■ **Instruction**: Give an exact transcription of every line, dropping the images.

■ **Available records**:
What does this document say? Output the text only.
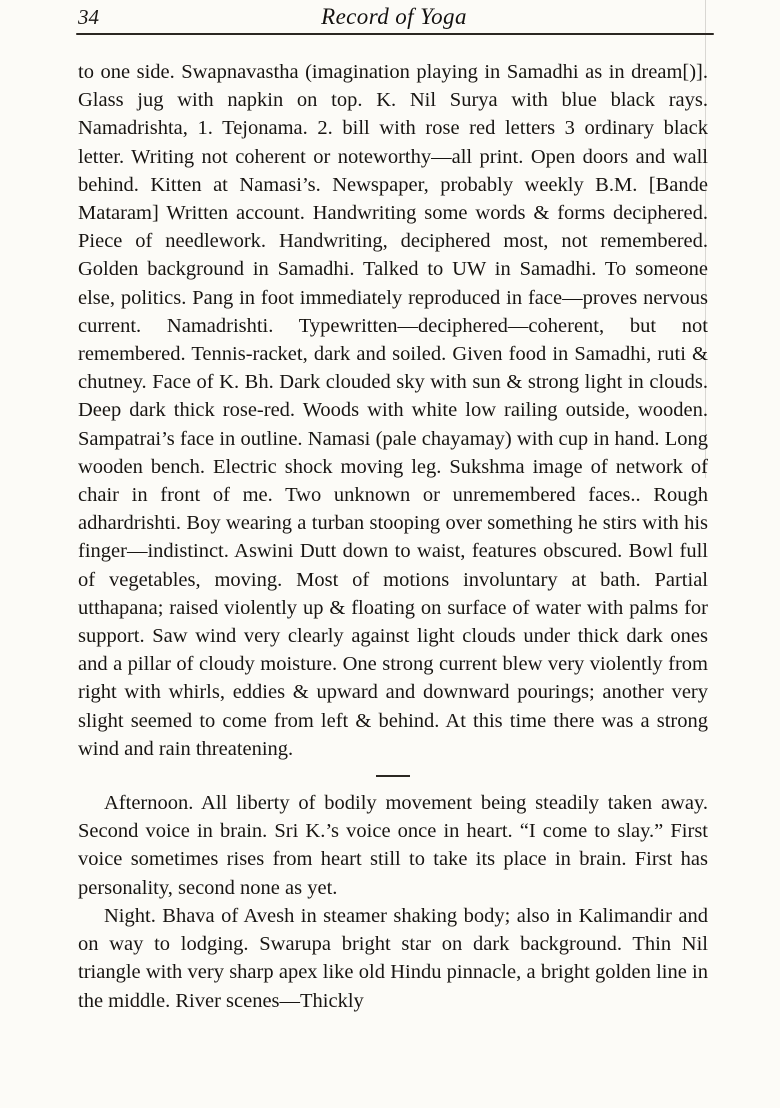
34	Record of Yoga

to one side. Swapnavastha (imagination playing in Samadhi as in dream[)]. Glass jug with napkin on top. K. Nil Surya with blue black rays. Namadrishta, 1. Tejonama. 2. bill with rose red letters 3 ordinary black letter. Writing not coherent or noteworthy—all print. Open doors and wall behind. Kitten at Namasi’s. Newspaper, probably weekly B.M. [Bande Mataram] Written account. Handwriting some words & forms deciphered. Piece of needlework. Handwriting, deciphered most, not remembered. Golden background in Samadhi. Talked to UW in Samadhi. To someone else, politics. Pang in foot immediately reproduced in face—proves nervous current. Namadrishti. Typewritten—deciphered—coherent, but not remembered. Tennis-racket, dark and soiled. Given food in Samadhi, ruti & chutney. Face of K. Bh. Dark clouded sky with sun & strong light in clouds. Deep dark thick rose-red. Woods with white low railing outside, wooden. Sampatrai’s face in outline. Namasi (pale chayamay) with cup in hand. Long wooden bench. Electric shock moving leg. Sukshma image of network of chair in front of me. Two unknown or unremembered faces.. Rough adhardrishti. Boy wearing a turban stooping over something he stirs with his finger—indistinct. Aswini Dutt down to waist, features obscured. Bowl full of vegetables, moving. Most of motions involuntary at bath. Partial utthapana; raised violently up & floating on surface of water with palms for support. Saw wind very clearly against light clouds under thick dark ones and a pillar of cloudy moisture. One strong current blew very violently from right with whirls, eddies & upward and downward pourings; another very slight seemed to come from left & behind. At this time there was a strong wind and rain threatening.

Afternoon. All liberty of bodily movement being steadily taken away. Second voice in brain. Sri K.’s voice once in heart. “I come to slay.” First voice sometimes rises from heart still to take its place in brain. First has personality, second none as yet.

Night. Bhava of Avesh in steamer shaking body; also in Kalimandir and on way to lodging. Swarupa bright star on dark background. Thin Nil triangle with very sharp apex like old Hindu pinnacle, a bright golden line in the middle. River scenes—Thickly
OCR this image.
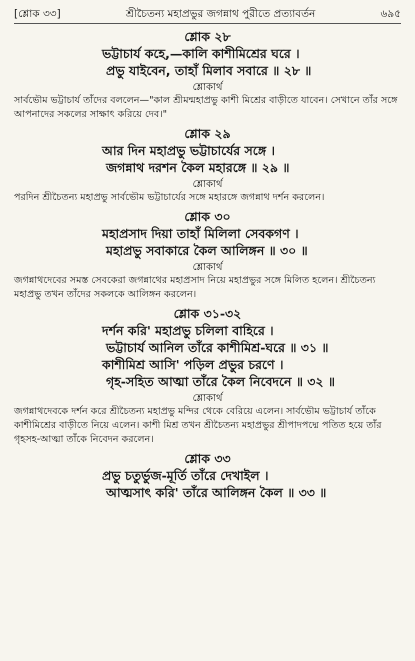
[শ্লোক ৩৩]	শ্রীচৈতন্য মহাপ্রভুর জগন্নাথ পুরীতে প্রত্যাবর্তন	৬৯৫
শ্লোক ২৮
ভট্টাচার্য কহে,—কালি কাশীমিশ্রের ঘরে ।
প্রভু যাইবেন, তাহাঁ মিলাব সবারে ॥ ২৮ ॥
শ্লোকার্থ

সার্বভৌম ভট্টাচার্য তাঁদের বললেন—"কাল শ্রীমন্মহাপ্রভু কাশী মিশ্রের বাড়ীতে যাবেন। সেখানে তাঁর সঙ্গে আপনাদের সকলের সাক্ষাৎ করিয়ে দেব।"

শ্লোক ২৯
আর দিন মহাপ্রভু ভট্টাচার্যের সঙ্গে ।
জগন্নাথ দরশন কৈল মহারঙ্গে ॥ ২৯ ॥
শ্লোকার্থ

পরদিন শ্রীচৈতন্য মহাপ্রভু সার্বভৌম ভট্টাচার্যের সঙ্গে মহারঙ্গে জগন্নাথ দর্শন করলেন।

শ্লোক ৩০
মহাপ্রসাদ দিয়া তাহাঁ মিলিলা সেবকগণ ।
মহাপ্রভু সবাকারে কৈল আলিঙ্গন ॥ ৩০ ॥
শ্লোকার্থ

জগন্নাথদেবের সমস্ত সেবকেরা জগন্নাথের মহাপ্রসাদ নিয়ে মহাপ্রভুর সঙ্গে মিলিত হলেন। শ্রীচৈতন্য মহাপ্রভু তখন তাঁদের সকলকে আলিঙ্গন করলেন।

শ্লোক ৩১-৩২
দর্শন করি' মহাপ্রভু চলিলা বাহিরে ।
ভট্টাচার্য আনিল তাঁরে কাশীমিশ্র-ঘরে ॥ ৩১ ॥
কাশীমিশ্র আসি' পড়িল প্রভুর চরণে ।
গৃহ-সহিত আত্মা তাঁরে কৈল নিবেদনে ॥ ৩২ ॥
শ্লোকার্থ

জগন্নাথদেবকে দর্শন করে শ্রীচৈতন্য মহাপ্রভু মন্দির থেকে বেরিয়ে এলেন। সার্বভৌম ভট্টাচার্য তাঁকে কাশীমিশ্রের বাড়ীতে নিয়ে এলেন। কাশী মিশ্র তখন শ্রীচৈতন্য মহাপ্রভুর শ্রীপাদপদ্মে পতিত হয়ে তাঁর গৃহসহ-আত্মা তাঁকে নিবেদন করলেন।

শ্লোক ৩৩
প্রভু চতুর্ভুজ-মূর্তি তাঁরে দেখাইল ।
আত্মসাৎ করি' তাঁরে আলিঙ্গন কৈল ॥ ৩৩ ॥
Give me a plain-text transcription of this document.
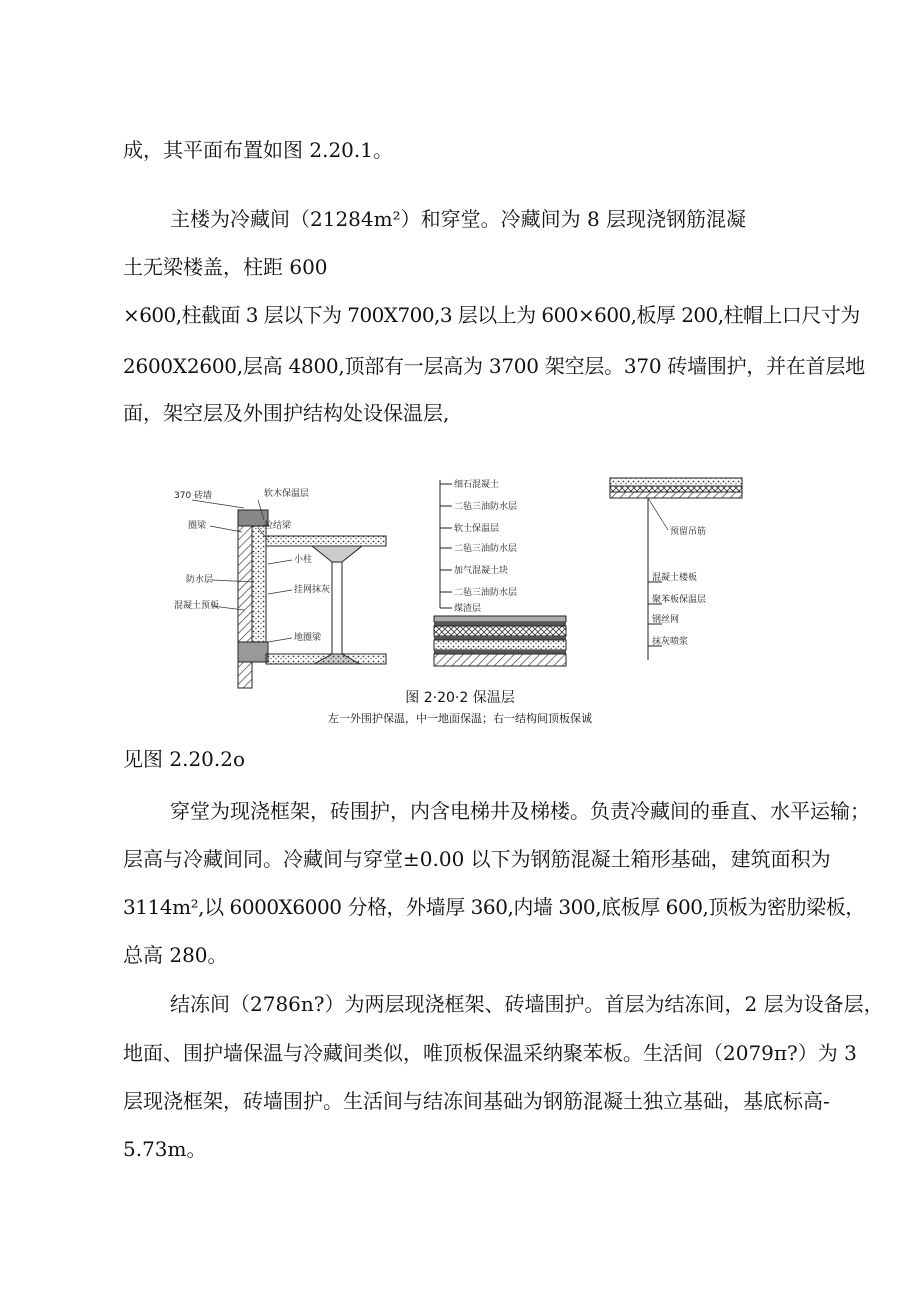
成，其平面布置如图 2.20.1。
主楼为冷藏间（21284m²）和穿堂。冷藏间为 8 层现浇钢筋混凝
土无梁楼盖，柱距 600
×600,柱截面 3 层以下为 700X700,3 层以上为 600×600,板厚 200,柱帽上口尺寸为
2600X2600,层高 4800,顶部有一层高为 3700 架空层。370 砖墙围护，并在首层地
面，架空层及外围护结构处设保温层,
370 砖墙	软木保温层
圈梁	拉结梁
小柱
防水层
挂网抹灰
混凝土预板
地圈梁
细石混凝土
二毡三油防水层
软土保温层
二毡三油防水层
加气混凝土块
二毡三油防水层
煤渣层
预留吊筋
混凝土楼板
聚苯板保温层
钢丝网
抹灰喷浆
图 2·20·2 保温层
左一外围护保温，中一地面保温；右一结构间顶板保诚
见图 2.20.2o
穿堂为现浇框架，砖围护，内含电梯井及梯楼。负责冷藏间的垂直、水平运输；
层高与冷藏间同。冷藏间与穿堂±0.00 以下为钢筋混凝土箱形基础，建筑面积为
3114m²,以 6000X6000 分格，外墙厚 360,内墙 300,底板厚 600,顶板为密肋梁板，
总高 280。
结冻间（2786n?）为两层现浇框架、砖墙围护。首层为结冻间，2 层为设备层，
地面、围护墙保温与冷藏间类似，唯顶板保温采纳聚苯板。生活间（2079π?）为 3
层现浇框架，砖墙围护。生活间与结冻间基础为钢筋混凝土独立基础，基底标高-
5.73m。
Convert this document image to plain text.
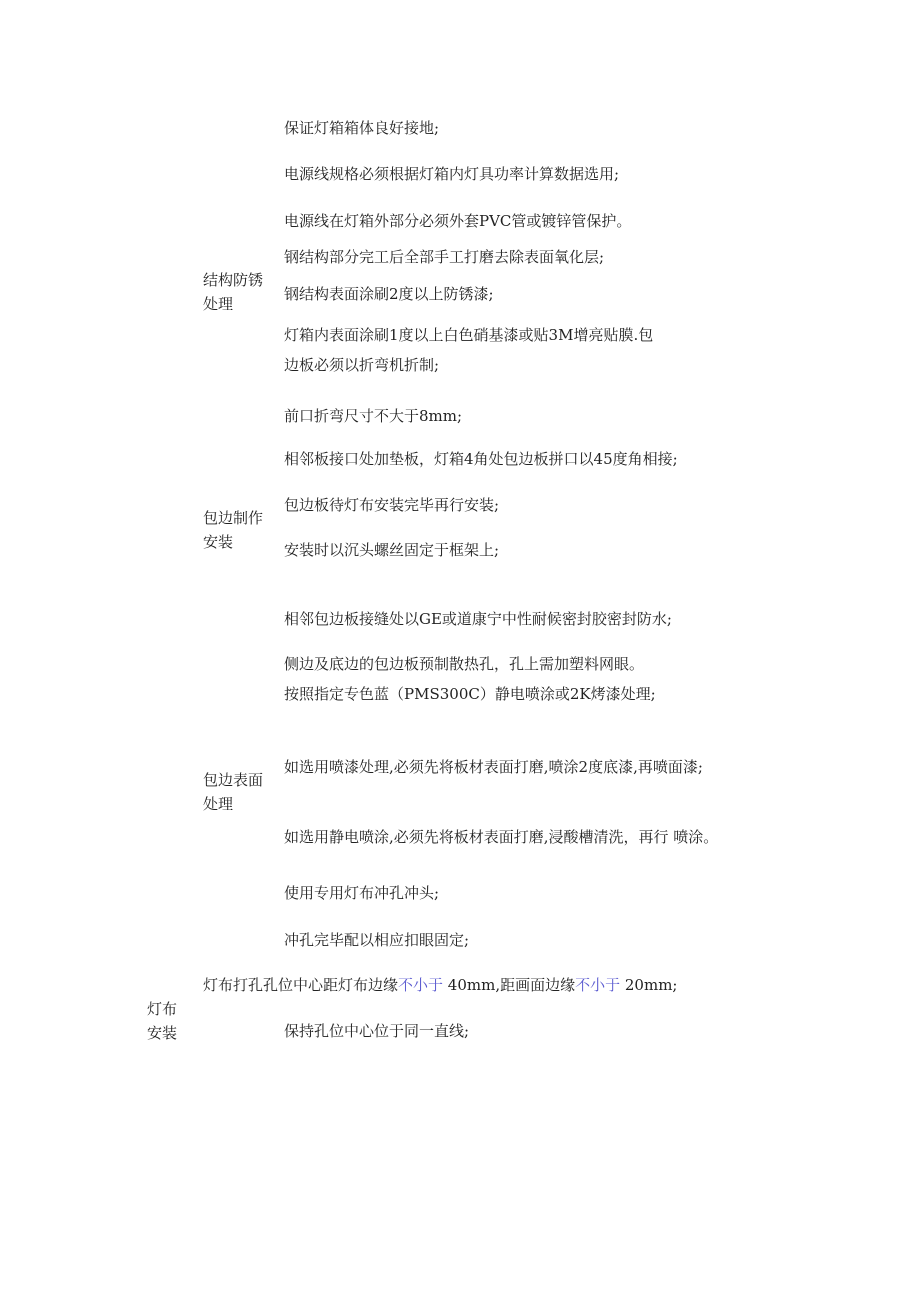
保证灯箱箱体良好接地;

电源线规格必须根据灯箱内灯具功率计算数据选用;

电源线在灯箱外部分必须外套PVC管或镀锌管保护。

结构防锈
处理

钢结构部分完工后全部手工打磨去除表面氧化层;

钢结构表面涂刷2度以上防锈漆;

灯箱内表面涂刷1度以上白色硝基漆或贴3M增亮贴膜.包

边板必须以折弯机折制;

包边制作
安装

前口折弯尺寸不大于8mm;

相邻板接口处加垫板，灯箱4角处包边板拼口以45度角相接;

包边板待灯布安装完毕再行安装;

安装时以沉头螺丝固定于框架上;

相邻包边板接缝处以GE或道康宁中性耐候密封胶密封防水;

侧边及底边的包边板预制散热孔，孔上需加塑料网眼。

包边表面
处理

按照指定专色蓝（PMS300C）静电喷涂或2K烤漆处理;

如选用喷漆处理,必须先将板材表面打磨,喷涂2度底漆,再喷面漆;

如选用静电喷涂,必须先将板材表面打磨,浸酸槽清洗，再行 喷涂。

使用专用灯布冲孔冲头;

冲孔完毕配以相应扣眼固定;

灯布打孔孔位中心距灯布边缘不小于 40mm,距画面边缘不小于 20mm;

灯布
安装	保持孔位中心位于同一直线;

■ **Solution to this task**:
What does this document say? Output the text only.
34	Record of Yoga

to one side. Swapnavastha (imagination playing in Samadhi as in dream[)]. Glass jug with napkin on top. K. Nil Surya with blue black rays. Namadrishta, 1. Tejonama. 2. bill with rose red letters 3 ordinary black letter. Writing not coherent or noteworthy—all print. Open doors and wall behind. Kitten at Namasi’s. Newspaper, probably weekly B.M. [Bande Mataram] Written account. Handwriting some words & forms deciphered. Piece of needlework. Handwriting, deciphered most, not remembered. Golden background in Samadhi. Talked to UW in Samadhi. To someone else, politics. Pang in foot immediately reproduced in face—proves nervous current. Namadrishti. Typewritten—deciphered—coherent, but not remembered. Tennis-racket, dark and soiled. Given food in Samadhi, ruti & chutney. Face of K. Bh. Dark clouded sky with sun & strong light in clouds. Deep dark thick rose-red. Woods with white low railing outside, wooden. Sampatrai’s face in outline. Namasi (pale chayamay) with cup in hand. Long wooden bench. Electric shock moving leg. Sukshma image of network of chair in front of me. Two unknown or unremembered faces.. Rough adhardrishti. Boy wearing a turban stooping over something he stirs with his finger—indistinct. Aswini Dutt down to waist, features obscured. Bowl full of vegetables, moving. Most of motions involuntary at bath. Partial utthapana; raised violently up & floating on surface of water with palms for support. Saw wind very clearly against light clouds under thick dark ones and a pillar of cloudy moisture. One strong current blew very violently from right with whirls, eddies & upward and downward pourings; another very slight seemed to come from left & behind. At this time there was a strong wind and rain threatening.

Afternoon. All liberty of bodily movement being steadily taken away. Second voice in brain. Sri K.’s voice once in heart. “I come to slay.” First voice sometimes rises from heart still to take its place in brain. First has personality, second none as yet.

Night. Bhava of Avesh in steamer shaking body; also in Kalimandir and on way to lodging. Swarupa bright star on dark background. Thin Nil triangle with very sharp apex like old Hindu pinnacle, a bright golden line in the middle. River scenes—Thickly
OCR this image.
[শ্লোক ৩৩]	শ্রীচৈতন্য মহাপ্রভুর জগন্নাথ পুরীতে প্রত্যাবর্তন	৬৯৫
শ্লোক ২৮
ভট্টাচার্য কহে,—কালি কাশীমিশ্রের ঘরে ।
প্রভু যাইবেন, তাহাঁ মিলাব সবারে ॥ ২৮ ॥
শ্লোকার্থ

সার্বভৌম ভট্টাচার্য তাঁদের বললেন—"কাল শ্রীমন্মহাপ্রভু কাশী মিশ্রের বাড়ীতে যাবেন। সেখানে তাঁর সঙ্গে আপনাদের সকলের সাক্ষাৎ করিয়ে দেব।"

শ্লোক ২৯
আর দিন মহাপ্রভু ভট্টাচার্যের সঙ্গে ।
জগন্নাথ দরশন কৈল মহারঙ্গে ॥ ২৯ ॥
শ্লোকার্থ

পরদিন শ্রীচৈতন্য মহাপ্রভু সার্বভৌম ভট্টাচার্যের সঙ্গে মহারঙ্গে জগন্নাথ দর্শন করলেন।

শ্লোক ৩০
মহাপ্রসাদ দিয়া তাহাঁ মিলিলা সেবকগণ ।
মহাপ্রভু সবাকারে কৈল আলিঙ্গন ॥ ৩০ ॥
শ্লোকার্থ

জগন্নাথদেবের সমস্ত সেবকেরা জগন্নাথের মহাপ্রসাদ নিয়ে মহাপ্রভুর সঙ্গে মিলিত হলেন। শ্রীচৈতন্য মহাপ্রভু তখন তাঁদের সকলকে আলিঙ্গন করলেন।

শ্লোক ৩১-৩২
দর্শন করি' মহাপ্রভু চলিলা বাহিরে ।
ভট্টাচার্য আনিল তাঁরে কাশীমিশ্র-ঘরে ॥ ৩১ ॥
কাশীমিশ্র আসি' পড়িল প্রভুর চরণে ।
গৃহ-সহিত আত্মা তাঁরে কৈল নিবেদনে ॥ ৩২ ॥
শ্লোকার্থ

জগন্নাথদেবকে দর্শন করে শ্রীচৈতন্য মহাপ্রভু মন্দির থেকে বেরিয়ে এলেন। সার্বভৌম ভট্টাচার্য তাঁকে কাশীমিশ্রের বাড়ীতে নিয়ে এলেন। কাশী মিশ্র তখন শ্রীচৈতন্য মহাপ্রভুর শ্রীপাদপদ্মে পতিত হয়ে তাঁর গৃহসহ-আত্মা তাঁকে নিবেদন করলেন।

শ্লোক ৩৩
প্রভু চতুর্ভুজ-মূর্তি তাঁরে দেখাইল ।
আত্মসাৎ করি' তাঁরে আলিঙ্গন কৈল ॥ ৩৩ ॥
Give me a plain-text transcription of this document.
成，其平面布置如图 2.20.1。
主楼为冷藏间（21284m²）和穿堂。冷藏间为 8 层现浇钢筋混凝
土无梁楼盖，柱距 600
×600,柱截面 3 层以下为 700X700,3 层以上为 600×600,板厚 200,柱帽上口尺寸为
2600X2600,层高 4800,顶部有一层高为 3700 架空层。370 砖墙围护，并在首层地
面，架空层及外围护结构处设保温层,
370 砖墙	软木保温层
圈梁	拉结梁
小柱
防水层
挂网抹灰
混凝土预板
地圈梁
细石混凝土
二毡三油防水层
软土保温层
二毡三油防水层
加气混凝土块
二毡三油防水层
煤渣层
预留吊筋
混凝土楼板
聚苯板保温层
钢丝网
抹灰喷浆
图 2·20·2 保温层
左一外围护保温，中一地面保温；右一结构间顶板保诚
见图 2.20.2o
穿堂为现浇框架，砖围护，内含电梯井及梯楼。负责冷藏间的垂直、水平运输；
层高与冷藏间同。冷藏间与穿堂±0.00 以下为钢筋混凝土箱形基础，建筑面积为
3114m²,以 6000X6000 分格，外墙厚 360,内墙 300,底板厚 600,顶板为密肋梁板，
总高 280。
结冻间（2786n?）为两层现浇框架、砖墙围护。首层为结冻间，2 层为设备层，
地面、围护墙保温与冷藏间类似，唯顶板保温采纳聚苯板。生活间（2079π?）为 3
层现浇框架，砖墙围护。生活间与结冻间基础为钢筋混凝土独立基础，基底标高-
5.73m。
Convert this document image to plain text.
保证灯箱箱体良好接地;

电源线规格必须根据灯箱内灯具功率计算数据选用;

电源线在灯箱外部分必须外套PVC管或镀锌管保护。

结构防锈
处理

钢结构部分完工后全部手工打磨去除表面氧化层;

钢结构表面涂刷2度以上防锈漆;

灯箱内表面涂刷1度以上白色硝基漆或贴3M增亮贴膜.包

边板必须以折弯机折制;

包边制作
安装

前口折弯尺寸不大于8mm;

相邻板接口处加垫板，灯箱4角处包边板拼口以45度角相接;

包边板待灯布安装完毕再行安装;

安装时以沉头螺丝固定于框架上;

相邻包边板接缝处以GE或道康宁中性耐候密封胶密封防水;

侧边及底边的包边板预制散热孔，孔上需加塑料网眼。

包边表面
处理

按照指定专色蓝（PMS300C）静电喷涂或2K烤漆处理;

如选用喷漆处理,必须先将板材表面打磨,喷涂2度底漆,再喷面漆;

如选用静电喷涂,必须先将板材表面打磨,浸酸槽清洗，再行 喷涂。

使用专用灯布冲孔冲头;

冲孔完毕配以相应扣眼固定;

灯布打孔孔位中心距灯布边缘不小于 40mm,距画面边缘不小于 20mm;

灯布
安装	保持孔位中心位于同一直线;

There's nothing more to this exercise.